* START Provided material *

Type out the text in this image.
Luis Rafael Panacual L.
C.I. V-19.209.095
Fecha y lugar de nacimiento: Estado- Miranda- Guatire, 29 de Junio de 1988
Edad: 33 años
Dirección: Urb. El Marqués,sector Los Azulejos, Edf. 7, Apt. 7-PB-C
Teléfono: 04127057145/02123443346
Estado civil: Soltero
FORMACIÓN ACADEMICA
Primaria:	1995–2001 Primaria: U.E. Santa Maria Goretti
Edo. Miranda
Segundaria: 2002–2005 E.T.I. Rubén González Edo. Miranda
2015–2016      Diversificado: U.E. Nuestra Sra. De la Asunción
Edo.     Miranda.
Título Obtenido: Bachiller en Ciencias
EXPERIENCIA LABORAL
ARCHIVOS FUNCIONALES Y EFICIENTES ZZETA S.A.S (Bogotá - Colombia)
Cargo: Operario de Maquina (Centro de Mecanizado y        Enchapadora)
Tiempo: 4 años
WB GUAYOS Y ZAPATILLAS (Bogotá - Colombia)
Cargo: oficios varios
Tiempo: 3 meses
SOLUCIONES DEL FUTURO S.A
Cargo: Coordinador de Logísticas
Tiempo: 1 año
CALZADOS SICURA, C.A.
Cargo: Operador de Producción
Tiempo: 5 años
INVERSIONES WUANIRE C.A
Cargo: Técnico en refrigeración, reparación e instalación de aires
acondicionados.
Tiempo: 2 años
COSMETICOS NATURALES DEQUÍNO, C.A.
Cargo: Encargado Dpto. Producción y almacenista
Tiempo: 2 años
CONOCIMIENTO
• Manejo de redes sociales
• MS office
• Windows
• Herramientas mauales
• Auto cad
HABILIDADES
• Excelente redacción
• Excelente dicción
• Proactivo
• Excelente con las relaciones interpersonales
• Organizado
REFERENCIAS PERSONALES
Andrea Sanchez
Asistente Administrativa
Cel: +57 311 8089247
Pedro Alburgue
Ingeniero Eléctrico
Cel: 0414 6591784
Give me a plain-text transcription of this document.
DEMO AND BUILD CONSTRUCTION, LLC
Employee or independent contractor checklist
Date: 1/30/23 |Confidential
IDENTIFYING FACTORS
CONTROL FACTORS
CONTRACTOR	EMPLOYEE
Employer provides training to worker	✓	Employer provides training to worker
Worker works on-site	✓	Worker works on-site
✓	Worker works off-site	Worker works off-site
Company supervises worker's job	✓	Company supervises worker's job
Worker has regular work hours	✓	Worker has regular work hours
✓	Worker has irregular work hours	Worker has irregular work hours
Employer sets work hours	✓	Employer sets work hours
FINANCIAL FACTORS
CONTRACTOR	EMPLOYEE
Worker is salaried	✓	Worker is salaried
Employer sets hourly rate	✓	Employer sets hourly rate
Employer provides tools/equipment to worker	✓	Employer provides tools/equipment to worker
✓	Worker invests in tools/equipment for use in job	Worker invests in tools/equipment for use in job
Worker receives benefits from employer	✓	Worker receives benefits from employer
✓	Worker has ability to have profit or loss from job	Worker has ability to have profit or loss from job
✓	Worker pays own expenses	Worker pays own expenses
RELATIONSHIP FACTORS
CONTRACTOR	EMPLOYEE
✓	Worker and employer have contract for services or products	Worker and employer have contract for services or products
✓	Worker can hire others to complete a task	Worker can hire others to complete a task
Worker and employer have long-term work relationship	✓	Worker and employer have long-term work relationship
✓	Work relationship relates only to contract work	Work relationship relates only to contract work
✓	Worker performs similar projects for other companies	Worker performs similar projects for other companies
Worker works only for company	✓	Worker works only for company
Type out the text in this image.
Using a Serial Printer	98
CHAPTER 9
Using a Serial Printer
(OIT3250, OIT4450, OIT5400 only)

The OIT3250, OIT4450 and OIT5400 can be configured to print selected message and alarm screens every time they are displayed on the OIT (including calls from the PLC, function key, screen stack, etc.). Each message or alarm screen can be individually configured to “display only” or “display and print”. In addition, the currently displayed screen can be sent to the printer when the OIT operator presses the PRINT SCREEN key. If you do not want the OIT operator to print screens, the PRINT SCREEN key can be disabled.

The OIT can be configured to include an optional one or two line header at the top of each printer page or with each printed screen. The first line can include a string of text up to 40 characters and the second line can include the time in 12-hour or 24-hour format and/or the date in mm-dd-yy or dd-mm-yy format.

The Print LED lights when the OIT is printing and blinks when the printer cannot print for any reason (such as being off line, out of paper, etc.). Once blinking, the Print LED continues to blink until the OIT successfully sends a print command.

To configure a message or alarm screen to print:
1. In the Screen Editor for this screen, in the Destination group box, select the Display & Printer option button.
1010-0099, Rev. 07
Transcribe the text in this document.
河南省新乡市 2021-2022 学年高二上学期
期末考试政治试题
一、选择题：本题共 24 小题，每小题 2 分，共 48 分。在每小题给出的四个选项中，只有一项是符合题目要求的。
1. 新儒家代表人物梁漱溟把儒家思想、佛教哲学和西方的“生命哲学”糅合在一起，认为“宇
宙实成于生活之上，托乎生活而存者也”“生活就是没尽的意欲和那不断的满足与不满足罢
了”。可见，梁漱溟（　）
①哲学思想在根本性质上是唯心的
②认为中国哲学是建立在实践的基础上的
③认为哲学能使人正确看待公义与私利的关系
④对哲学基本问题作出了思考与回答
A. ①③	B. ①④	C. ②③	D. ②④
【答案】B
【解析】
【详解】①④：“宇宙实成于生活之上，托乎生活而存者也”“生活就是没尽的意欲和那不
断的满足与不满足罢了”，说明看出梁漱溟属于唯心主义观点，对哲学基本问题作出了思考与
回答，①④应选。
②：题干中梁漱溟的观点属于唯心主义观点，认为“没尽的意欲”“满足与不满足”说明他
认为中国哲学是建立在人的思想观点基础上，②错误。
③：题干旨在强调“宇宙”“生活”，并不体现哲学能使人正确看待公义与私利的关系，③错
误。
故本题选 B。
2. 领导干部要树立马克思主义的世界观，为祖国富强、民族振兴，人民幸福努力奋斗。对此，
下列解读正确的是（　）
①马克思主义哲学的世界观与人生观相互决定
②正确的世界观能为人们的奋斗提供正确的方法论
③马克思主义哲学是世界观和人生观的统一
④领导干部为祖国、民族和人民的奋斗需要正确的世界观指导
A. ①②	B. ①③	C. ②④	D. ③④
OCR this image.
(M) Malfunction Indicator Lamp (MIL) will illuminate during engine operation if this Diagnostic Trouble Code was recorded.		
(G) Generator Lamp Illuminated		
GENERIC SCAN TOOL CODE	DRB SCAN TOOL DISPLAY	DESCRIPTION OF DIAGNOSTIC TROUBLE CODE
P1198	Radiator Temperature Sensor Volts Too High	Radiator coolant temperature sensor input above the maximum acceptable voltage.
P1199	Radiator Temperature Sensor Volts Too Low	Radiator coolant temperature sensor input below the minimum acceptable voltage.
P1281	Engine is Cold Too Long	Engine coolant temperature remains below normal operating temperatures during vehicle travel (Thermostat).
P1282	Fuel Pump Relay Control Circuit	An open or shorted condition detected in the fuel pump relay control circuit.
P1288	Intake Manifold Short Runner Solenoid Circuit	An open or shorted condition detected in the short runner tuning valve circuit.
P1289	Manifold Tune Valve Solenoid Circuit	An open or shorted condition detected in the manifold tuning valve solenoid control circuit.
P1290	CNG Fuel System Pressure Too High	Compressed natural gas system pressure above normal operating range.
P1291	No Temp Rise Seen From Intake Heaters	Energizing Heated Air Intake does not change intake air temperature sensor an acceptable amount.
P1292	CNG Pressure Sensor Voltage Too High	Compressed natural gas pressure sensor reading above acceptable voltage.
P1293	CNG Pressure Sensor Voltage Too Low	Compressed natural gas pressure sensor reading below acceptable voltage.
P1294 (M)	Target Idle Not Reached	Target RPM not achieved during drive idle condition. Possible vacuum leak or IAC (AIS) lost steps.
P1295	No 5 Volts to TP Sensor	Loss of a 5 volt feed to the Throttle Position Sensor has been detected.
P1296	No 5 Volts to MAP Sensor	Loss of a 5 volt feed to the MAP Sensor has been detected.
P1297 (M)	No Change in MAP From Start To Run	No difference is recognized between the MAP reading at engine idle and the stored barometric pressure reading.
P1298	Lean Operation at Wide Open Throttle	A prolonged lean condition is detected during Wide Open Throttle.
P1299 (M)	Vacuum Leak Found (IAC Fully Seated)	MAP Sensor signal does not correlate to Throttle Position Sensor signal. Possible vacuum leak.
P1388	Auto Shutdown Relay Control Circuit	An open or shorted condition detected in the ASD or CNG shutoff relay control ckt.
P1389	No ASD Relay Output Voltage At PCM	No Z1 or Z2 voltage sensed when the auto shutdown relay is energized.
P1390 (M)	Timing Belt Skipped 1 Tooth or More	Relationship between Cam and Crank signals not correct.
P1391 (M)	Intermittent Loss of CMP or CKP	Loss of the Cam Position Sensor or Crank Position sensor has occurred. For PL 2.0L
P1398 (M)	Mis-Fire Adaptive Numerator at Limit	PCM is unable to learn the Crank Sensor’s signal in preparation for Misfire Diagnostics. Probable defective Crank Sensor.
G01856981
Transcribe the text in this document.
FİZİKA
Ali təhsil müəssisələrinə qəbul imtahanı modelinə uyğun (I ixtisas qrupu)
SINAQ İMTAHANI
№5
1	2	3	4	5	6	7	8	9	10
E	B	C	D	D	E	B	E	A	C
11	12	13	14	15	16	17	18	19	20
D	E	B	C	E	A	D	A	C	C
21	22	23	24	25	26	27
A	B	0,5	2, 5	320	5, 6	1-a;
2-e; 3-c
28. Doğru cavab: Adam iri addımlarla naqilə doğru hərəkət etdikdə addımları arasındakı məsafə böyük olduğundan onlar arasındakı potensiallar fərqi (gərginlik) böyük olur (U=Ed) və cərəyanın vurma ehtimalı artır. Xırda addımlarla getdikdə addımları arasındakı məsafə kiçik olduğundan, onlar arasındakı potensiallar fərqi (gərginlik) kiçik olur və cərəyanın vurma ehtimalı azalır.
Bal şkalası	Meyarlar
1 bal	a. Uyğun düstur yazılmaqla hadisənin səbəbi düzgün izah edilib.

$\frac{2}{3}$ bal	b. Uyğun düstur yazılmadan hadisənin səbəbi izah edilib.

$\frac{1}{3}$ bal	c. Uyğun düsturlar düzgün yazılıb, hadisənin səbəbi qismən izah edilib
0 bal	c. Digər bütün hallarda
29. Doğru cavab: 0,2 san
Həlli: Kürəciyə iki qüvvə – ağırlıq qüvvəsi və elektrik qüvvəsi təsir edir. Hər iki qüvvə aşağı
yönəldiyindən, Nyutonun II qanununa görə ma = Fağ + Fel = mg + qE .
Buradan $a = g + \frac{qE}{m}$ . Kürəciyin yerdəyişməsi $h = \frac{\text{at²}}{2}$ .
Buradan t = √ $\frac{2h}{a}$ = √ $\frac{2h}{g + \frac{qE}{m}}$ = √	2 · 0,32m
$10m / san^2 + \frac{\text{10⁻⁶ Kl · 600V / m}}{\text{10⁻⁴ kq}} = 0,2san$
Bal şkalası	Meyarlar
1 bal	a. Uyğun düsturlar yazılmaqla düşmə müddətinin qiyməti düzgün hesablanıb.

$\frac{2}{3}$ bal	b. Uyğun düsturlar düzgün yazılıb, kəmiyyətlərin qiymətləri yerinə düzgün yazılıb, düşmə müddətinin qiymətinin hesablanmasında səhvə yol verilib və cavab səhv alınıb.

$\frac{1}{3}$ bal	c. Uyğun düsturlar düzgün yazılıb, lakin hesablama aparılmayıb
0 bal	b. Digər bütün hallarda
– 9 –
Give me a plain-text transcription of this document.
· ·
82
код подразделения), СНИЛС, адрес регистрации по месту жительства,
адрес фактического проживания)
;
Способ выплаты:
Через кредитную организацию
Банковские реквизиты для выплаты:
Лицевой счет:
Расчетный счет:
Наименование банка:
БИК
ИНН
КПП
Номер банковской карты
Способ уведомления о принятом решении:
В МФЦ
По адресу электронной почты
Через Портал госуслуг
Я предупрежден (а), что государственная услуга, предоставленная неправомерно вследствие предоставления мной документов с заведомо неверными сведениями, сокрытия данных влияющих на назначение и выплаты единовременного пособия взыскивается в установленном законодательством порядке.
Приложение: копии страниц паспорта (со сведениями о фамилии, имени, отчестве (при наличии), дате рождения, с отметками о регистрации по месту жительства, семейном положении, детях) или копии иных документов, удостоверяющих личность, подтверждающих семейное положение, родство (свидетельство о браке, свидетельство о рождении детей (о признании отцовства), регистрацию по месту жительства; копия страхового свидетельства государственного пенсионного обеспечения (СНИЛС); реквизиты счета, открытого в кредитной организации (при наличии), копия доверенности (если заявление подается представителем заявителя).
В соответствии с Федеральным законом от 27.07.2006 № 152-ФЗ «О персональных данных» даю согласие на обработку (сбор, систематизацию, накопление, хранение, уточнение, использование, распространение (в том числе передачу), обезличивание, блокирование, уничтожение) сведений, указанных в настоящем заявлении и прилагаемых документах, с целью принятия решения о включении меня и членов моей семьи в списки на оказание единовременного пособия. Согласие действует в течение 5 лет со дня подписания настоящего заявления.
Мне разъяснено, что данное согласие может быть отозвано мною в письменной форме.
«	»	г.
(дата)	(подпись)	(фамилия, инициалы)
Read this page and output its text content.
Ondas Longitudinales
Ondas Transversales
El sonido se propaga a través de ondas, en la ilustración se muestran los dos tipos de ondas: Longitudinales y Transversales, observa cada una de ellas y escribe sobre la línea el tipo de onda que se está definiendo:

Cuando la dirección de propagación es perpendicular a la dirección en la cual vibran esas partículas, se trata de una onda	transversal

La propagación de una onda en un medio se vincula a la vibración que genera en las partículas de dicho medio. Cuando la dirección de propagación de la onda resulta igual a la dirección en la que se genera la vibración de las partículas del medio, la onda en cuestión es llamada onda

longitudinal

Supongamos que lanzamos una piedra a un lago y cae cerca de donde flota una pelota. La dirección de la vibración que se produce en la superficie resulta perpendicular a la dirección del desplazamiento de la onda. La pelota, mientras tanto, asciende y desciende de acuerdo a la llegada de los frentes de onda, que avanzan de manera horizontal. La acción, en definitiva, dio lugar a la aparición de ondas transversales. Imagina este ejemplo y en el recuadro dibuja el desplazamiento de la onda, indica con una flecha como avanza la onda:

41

* END Provided material *

» **Task statement**: From the listing above, copy out each line where the word "Miranda" appears.

» **Solution below**:
Fecha y lugar de nacimiento: Estado- Miranda- Guatire, 29 de Junio de 1988
Edo. Miranda
Segundaria: 2002–2005 E.T.I. Rubén González Edo. Miranda
Edo.     Miranda.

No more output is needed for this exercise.